:: Work required ::
The listing below should be copied in full, word for word.
►
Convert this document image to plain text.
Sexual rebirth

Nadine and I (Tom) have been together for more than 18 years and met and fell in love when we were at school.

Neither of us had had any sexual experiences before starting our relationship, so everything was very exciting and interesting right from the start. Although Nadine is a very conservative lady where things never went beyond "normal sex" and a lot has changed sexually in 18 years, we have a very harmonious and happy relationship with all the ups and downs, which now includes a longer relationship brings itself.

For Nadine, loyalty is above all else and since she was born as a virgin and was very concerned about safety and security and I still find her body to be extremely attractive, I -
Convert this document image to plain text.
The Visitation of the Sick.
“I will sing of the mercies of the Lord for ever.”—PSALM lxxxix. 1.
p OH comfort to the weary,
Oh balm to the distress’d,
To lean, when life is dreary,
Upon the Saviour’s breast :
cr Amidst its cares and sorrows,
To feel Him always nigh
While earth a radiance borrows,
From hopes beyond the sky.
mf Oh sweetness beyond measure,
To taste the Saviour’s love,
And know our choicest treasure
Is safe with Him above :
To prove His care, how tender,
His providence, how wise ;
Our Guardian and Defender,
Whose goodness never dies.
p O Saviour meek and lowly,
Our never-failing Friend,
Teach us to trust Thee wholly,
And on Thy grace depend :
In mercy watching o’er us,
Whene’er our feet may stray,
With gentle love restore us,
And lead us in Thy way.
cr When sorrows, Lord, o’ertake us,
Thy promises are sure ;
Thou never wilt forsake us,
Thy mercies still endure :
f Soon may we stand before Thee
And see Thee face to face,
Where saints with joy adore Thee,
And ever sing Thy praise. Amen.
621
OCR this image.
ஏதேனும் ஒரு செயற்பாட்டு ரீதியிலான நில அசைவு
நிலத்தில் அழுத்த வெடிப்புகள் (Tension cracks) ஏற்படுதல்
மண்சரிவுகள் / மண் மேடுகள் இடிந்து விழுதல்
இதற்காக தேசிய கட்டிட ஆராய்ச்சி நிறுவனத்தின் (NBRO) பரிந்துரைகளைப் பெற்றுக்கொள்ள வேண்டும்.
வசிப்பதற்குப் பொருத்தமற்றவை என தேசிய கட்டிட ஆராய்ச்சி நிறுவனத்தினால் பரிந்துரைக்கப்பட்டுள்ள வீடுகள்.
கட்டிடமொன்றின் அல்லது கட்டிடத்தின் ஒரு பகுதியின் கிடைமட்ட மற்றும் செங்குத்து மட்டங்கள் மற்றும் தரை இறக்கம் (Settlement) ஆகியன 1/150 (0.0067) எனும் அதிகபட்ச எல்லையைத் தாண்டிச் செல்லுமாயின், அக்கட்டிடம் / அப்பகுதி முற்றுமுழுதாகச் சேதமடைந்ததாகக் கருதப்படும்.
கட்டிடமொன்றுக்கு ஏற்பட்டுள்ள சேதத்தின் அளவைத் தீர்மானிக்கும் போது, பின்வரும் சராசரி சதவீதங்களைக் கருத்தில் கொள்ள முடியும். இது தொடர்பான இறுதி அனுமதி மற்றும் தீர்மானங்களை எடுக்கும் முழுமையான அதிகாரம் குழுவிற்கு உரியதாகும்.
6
◄
:: Expected answer ::
Convert this document image to plain text.
Sexual rebirth

Nadine and I (Tom) have been together for more than 18 years and met and fell in love when we were at school.

Neither of us had had any sexual experiences before starting our relationship, so everything was very exciting and interesting right from the start. Although Nadine is a very conservative lady where things never went beyond "normal sex" and a lot has changed sexually in 18 years, we have a very harmonious and happy relationship with all the ups and downs, which now includes a longer relationship brings itself.

For Nadine, loyalty is above all else and since she was born as a virgin and was very concerned about safety and security and I still find her body to be extremely attractive, I -
Convert this document image to plain text.
The Visitation of the Sick.
“I will sing of the mercies of the Lord for ever.”—PSALM lxxxix. 1.
p OH comfort to the weary,
Oh balm to the distress’d,
To lean, when life is dreary,
Upon the Saviour’s breast :
cr Amidst its cares and sorrows,
To feel Him always nigh
While earth a radiance borrows,
From hopes beyond the sky.
mf Oh sweetness beyond measure,
To taste the Saviour’s love,
And know our choicest treasure
Is safe with Him above :
To prove His care, how tender,
His providence, how wise ;
Our Guardian and Defender,
Whose goodness never dies.
p O Saviour meek and lowly,
Our never-failing Friend,
Teach us to trust Thee wholly,
And on Thy grace depend :
In mercy watching o’er us,
Whene’er our feet may stray,
With gentle love restore us,
And lead us in Thy way.
cr When sorrows, Lord, o’ertake us,
Thy promises are sure ;
Thou never wilt forsake us,
Thy mercies still endure :
f Soon may we stand before Thee
And see Thee face to face,
Where saints with joy adore Thee,
And ever sing Thy praise. Amen.
621
OCR this image.
ஏதேனும் ஒரு செயற்பாட்டு ரீதியிலான நில அசைவு
நிலத்தில் அழுத்த வெடிப்புகள் (Tension cracks) ஏற்படுதல்
மண்சரிவுகள் / மண் மேடுகள் இடிந்து விழுதல்
இதற்காக தேசிய கட்டிட ஆராய்ச்சி நிறுவனத்தின் (NBRO) பரிந்துரைகளைப் பெற்றுக்கொள்ள வேண்டும்.
வசிப்பதற்குப் பொருத்தமற்றவை என தேசிய கட்டிட ஆராய்ச்சி நிறுவனத்தினால் பரிந்துரைக்கப்பட்டுள்ள வீடுகள்.
கட்டிடமொன்றின் அல்லது கட்டிடத்தின் ஒரு பகுதியின் கிடைமட்ட மற்றும் செங்குத்து மட்டங்கள் மற்றும் தரை இறக்கம் (Settlement) ஆகியன 1/150 (0.0067) எனும் அதிகபட்ச எல்லையைத் தாண்டிச் செல்லுமாயின், அக்கட்டிடம் / அப்பகுதி முற்றுமுழுதாகச் சேதமடைந்ததாகக் கருதப்படும்.
கட்டிடமொன்றுக்கு ஏற்பட்டுள்ள சேதத்தின் அளவைத் தீர்மானிக்கும் போது, பின்வரும் சராசரி சதவீதங்களைக் கருத்தில் கொள்ள முடியும். இது தொடர்பான இறுதி அனுமதி மற்றும் தீர்மானங்களை எடுக்கும் முழுமையான அதிகாரம் குழுவிற்கு உரியதாகும்.
6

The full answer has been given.